YOUR GOAL →
Exclude the pictures, then repeat the remaining data exactly.

* * *

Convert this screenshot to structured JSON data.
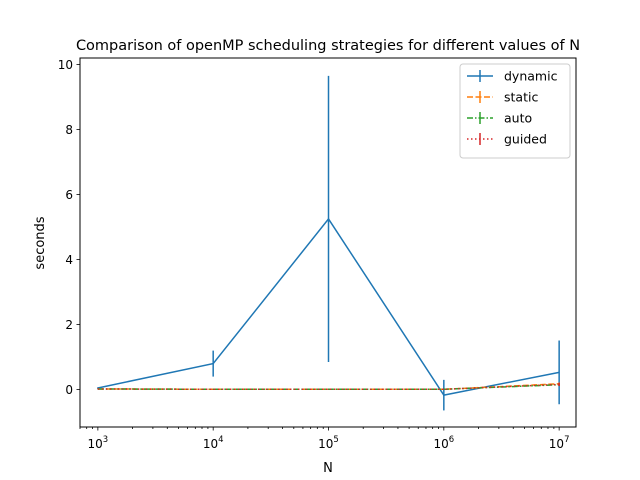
{
  "chart_data": {
    "type": "line",
    "title": "Comparison of openMP scheduling strategies for different values of N",
    "xlabel": "N",
    "ylabel": "seconds",
    "xscale": "log",
    "xlim": [
      700,
      14000000
    ],
    "ylim": [
      -1.15,
      10.2
    ],
    "grid": false,
    "legend_position": "top-right",
    "x": [
      1000,
      10000,
      100000,
      1000000,
      10000000
    ],
    "xticks": [
      {
        "value": 1000,
        "base": "10",
        "exp": "3"
      },
      {
        "value": 10000,
        "base": "10",
        "exp": "4"
      },
      {
        "value": 100000,
        "base": "10",
        "exp": "5"
      },
      {
        "value": 1000000,
        "base": "10",
        "exp": "6"
      },
      {
        "value": 10000000,
        "base": "10",
        "exp": "7"
      }
    ],
    "yticks": [
      {
        "value": 0,
        "label": "0"
      },
      {
        "value": 2,
        "label": "2"
      },
      {
        "value": 4,
        "label": "4"
      },
      {
        "value": 6,
        "label": "6"
      },
      {
        "value": 8,
        "label": "8"
      },
      {
        "value": 10,
        "label": "10"
      }
    ],
    "series": [
      {
        "name": "dynamic",
        "color": "#1f77b4",
        "dash": "solid",
        "values": [
          0.05,
          0.8,
          5.25,
          -0.17,
          0.53
        ],
        "errors": [
          0.02,
          0.4,
          4.4,
          0.47,
          0.98
        ]
      },
      {
        "name": "static",
        "color": "#ff7f0e",
        "dash": "dashed",
        "values": [
          0.02,
          0.01,
          0.01,
          0.01,
          0.18
        ],
        "errors": [
          0.005,
          0.005,
          0.005,
          0.01,
          0.04
        ]
      },
      {
        "name": "auto",
        "color": "#2ca02c",
        "dash": "dashdot",
        "values": [
          0.02,
          0.01,
          0.01,
          0.01,
          0.15
        ],
        "errors": [
          0.005,
          0.005,
          0.005,
          0.01,
          0.04
        ]
      },
      {
        "name": "guided",
        "color": "#d62728",
        "dash": "dotted",
        "values": [
          0.02,
          0.01,
          0.01,
          0.01,
          0.16
        ],
        "errors": [
          0.005,
          0.005,
          0.005,
          0.01,
          0.05
        ]
      }
    ]
  }
}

* * *

OUTPUT FOR THIS TASK →
Convert this screenshot to structured JSON data.
{
  "chart_data": {
    "type": "line",
    "title": "Comparison of openMP scheduling strategies for different values of N",
    "xlabel": "N",
    "ylabel": "seconds",
    "xscale": "log",
    "xlim": [
      700,
      14000000
    ],
    "ylim": [
      -1.15,
      10.2
    ],
    "grid": false,
    "legend_position": "top-right",
    "x": [
      1000,
      10000,
      100000,
      1000000,
      10000000
    ],
    "xticks": [
      {
        "value": 1000,
        "base": "10",
        "exp": "3"
      },
      {
        "value": 10000,
        "base": "10",
        "exp": "4"
      },
      {
        "value": 100000,
        "base": "10",
        "exp": "5"
      },
      {
        "value": 1000000,
        "base": "10",
        "exp": "6"
      },
      {
        "value": 10000000,
        "base": "10",
        "exp": "7"
      }
    ],
    "yticks": [
      {
        "value": 0,
        "label": "0"
      },
      {
        "value": 2,
        "label": "2"
      },
      {
        "value": 4,
        "label": "4"
      },
      {
        "value": 6,
        "label": "6"
      },
      {
        "value": 8,
        "label": "8"
      },
      {
        "value": 10,
        "label": "10"
      }
    ],
    "series": [
      {
        "name": "dynamic",
        "color": "#1f77b4",
        "dash": "solid",
        "values": [
          0.05,
          0.8,
          5.25,
          -0.17,
          0.53
        ],
        "errors": [
          0.02,
          0.4,
          4.4,
          0.47,
          0.98
        ]
      },
      {
        "name": "static",
        "color": "#ff7f0e",
        "dash": "dashed",
        "values": [
          0.02,
          0.01,
          0.01,
          0.01,
          0.18
        ],
        "errors": [
          0.005,
          0.005,
          0.005,
          0.01,
          0.04
        ]
      },
      {
        "name": "auto",
        "color": "#2ca02c",
        "dash": "dashdot",
        "values": [
          0.02,
          0.01,
          0.01,
          0.01,
          0.15
        ],
        "errors": [
          0.005,
          0.005,
          0.005,
          0.01,
          0.04
        ]
      },
      {
        "name": "guided",
        "color": "#d62728",
        "dash": "dotted",
        "values": [
          0.02,
          0.01,
          0.01,
          0.01,
          0.16
        ],
        "errors": [
          0.005,
          0.005,
          0.005,
          0.01,
          0.05
        ]
      }
    ]
  }
}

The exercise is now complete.